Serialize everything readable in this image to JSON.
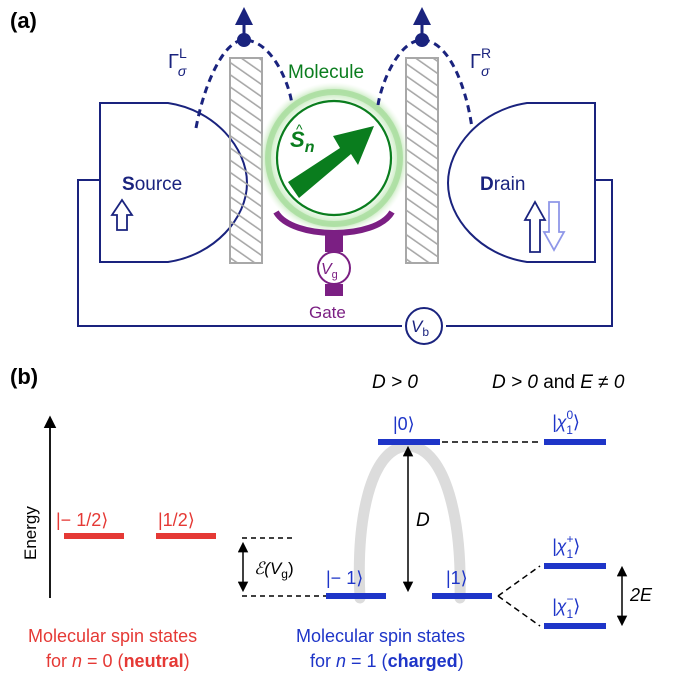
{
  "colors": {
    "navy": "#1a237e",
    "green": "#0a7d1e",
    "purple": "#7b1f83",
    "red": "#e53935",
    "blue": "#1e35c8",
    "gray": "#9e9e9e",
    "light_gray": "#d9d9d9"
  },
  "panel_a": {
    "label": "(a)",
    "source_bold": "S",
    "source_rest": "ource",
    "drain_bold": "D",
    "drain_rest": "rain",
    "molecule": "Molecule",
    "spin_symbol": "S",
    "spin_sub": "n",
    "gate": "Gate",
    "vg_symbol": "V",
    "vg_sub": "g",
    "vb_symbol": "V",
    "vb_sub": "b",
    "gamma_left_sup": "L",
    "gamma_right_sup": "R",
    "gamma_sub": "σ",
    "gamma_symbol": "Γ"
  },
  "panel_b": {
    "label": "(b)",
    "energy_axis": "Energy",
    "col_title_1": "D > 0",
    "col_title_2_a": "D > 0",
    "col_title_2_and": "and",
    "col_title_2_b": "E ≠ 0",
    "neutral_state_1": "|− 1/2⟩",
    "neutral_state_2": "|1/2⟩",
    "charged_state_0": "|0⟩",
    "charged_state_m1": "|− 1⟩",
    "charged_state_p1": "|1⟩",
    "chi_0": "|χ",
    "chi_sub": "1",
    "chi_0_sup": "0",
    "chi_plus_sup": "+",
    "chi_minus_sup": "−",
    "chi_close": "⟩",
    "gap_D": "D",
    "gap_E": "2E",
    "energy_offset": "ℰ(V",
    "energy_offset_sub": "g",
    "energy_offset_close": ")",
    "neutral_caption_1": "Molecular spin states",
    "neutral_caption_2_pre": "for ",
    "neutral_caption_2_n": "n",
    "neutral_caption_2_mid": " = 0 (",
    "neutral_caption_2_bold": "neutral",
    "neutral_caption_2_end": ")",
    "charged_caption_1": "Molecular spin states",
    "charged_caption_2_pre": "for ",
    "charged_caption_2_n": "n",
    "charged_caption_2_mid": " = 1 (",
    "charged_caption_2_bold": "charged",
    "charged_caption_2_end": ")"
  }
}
▬▬▬▬▬▬
> **TASK DETAILS**
Reproduce the data word for word, excluding its pictures.

> **EXERCISE ANSWER**
Serialize everything readable in this image to JSON.
{
  "colors": {
    "navy": "#1a237e",
    "green": "#0a7d1e",
    "purple": "#7b1f83",
    "red": "#e53935",
    "blue": "#1e35c8",
    "gray": "#9e9e9e",
    "light_gray": "#d9d9d9"
  },
  "panel_a": {
    "label": "(a)",
    "source_bold": "S",
    "source_rest": "ource",
    "drain_bold": "D",
    "drain_rest": "rain",
    "molecule": "Molecule",
    "spin_symbol": "S",
    "spin_sub": "n",
    "gate": "Gate",
    "vg_symbol": "V",
    "vg_sub": "g",
    "vb_symbol": "V",
    "vb_sub": "b",
    "gamma_left_sup": "L",
    "gamma_right_sup": "R",
    "gamma_sub": "σ",
    "gamma_symbol": "Γ"
  },
  "panel_b": {
    "label": "(b)",
    "energy_axis": "Energy",
    "col_title_1": "D > 0",
    "col_title_2_a": "D > 0",
    "col_title_2_and": "and",
    "col_title_2_b": "E ≠ 0",
    "neutral_state_1": "|− 1/2⟩",
    "neutral_state_2": "|1/2⟩",
    "charged_state_0": "|0⟩",
    "charged_state_m1": "|− 1⟩",
    "charged_state_p1": "|1⟩",
    "chi_0": "|χ",
    "chi_sub": "1",
    "chi_0_sup": "0",
    "chi_plus_sup": "+",
    "chi_minus_sup": "−",
    "chi_close": "⟩",
    "gap_D": "D",
    "gap_E": "2E",
    "energy_offset": "ℰ(V",
    "energy_offset_sub": "g",
    "energy_offset_close": ")",
    "neutral_caption_1": "Molecular spin states",
    "neutral_caption_2_pre": "for ",
    "neutral_caption_2_n": "n",
    "neutral_caption_2_mid": " = 0 (",
    "neutral_caption_2_bold": "neutral",
    "neutral_caption_2_end": ")",
    "charged_caption_1": "Molecular spin states",
    "charged_caption_2_pre": "for ",
    "charged_caption_2_n": "n",
    "charged_caption_2_mid": " = 1 (",
    "charged_caption_2_bold": "charged",
    "charged_caption_2_end": ")"
  }
}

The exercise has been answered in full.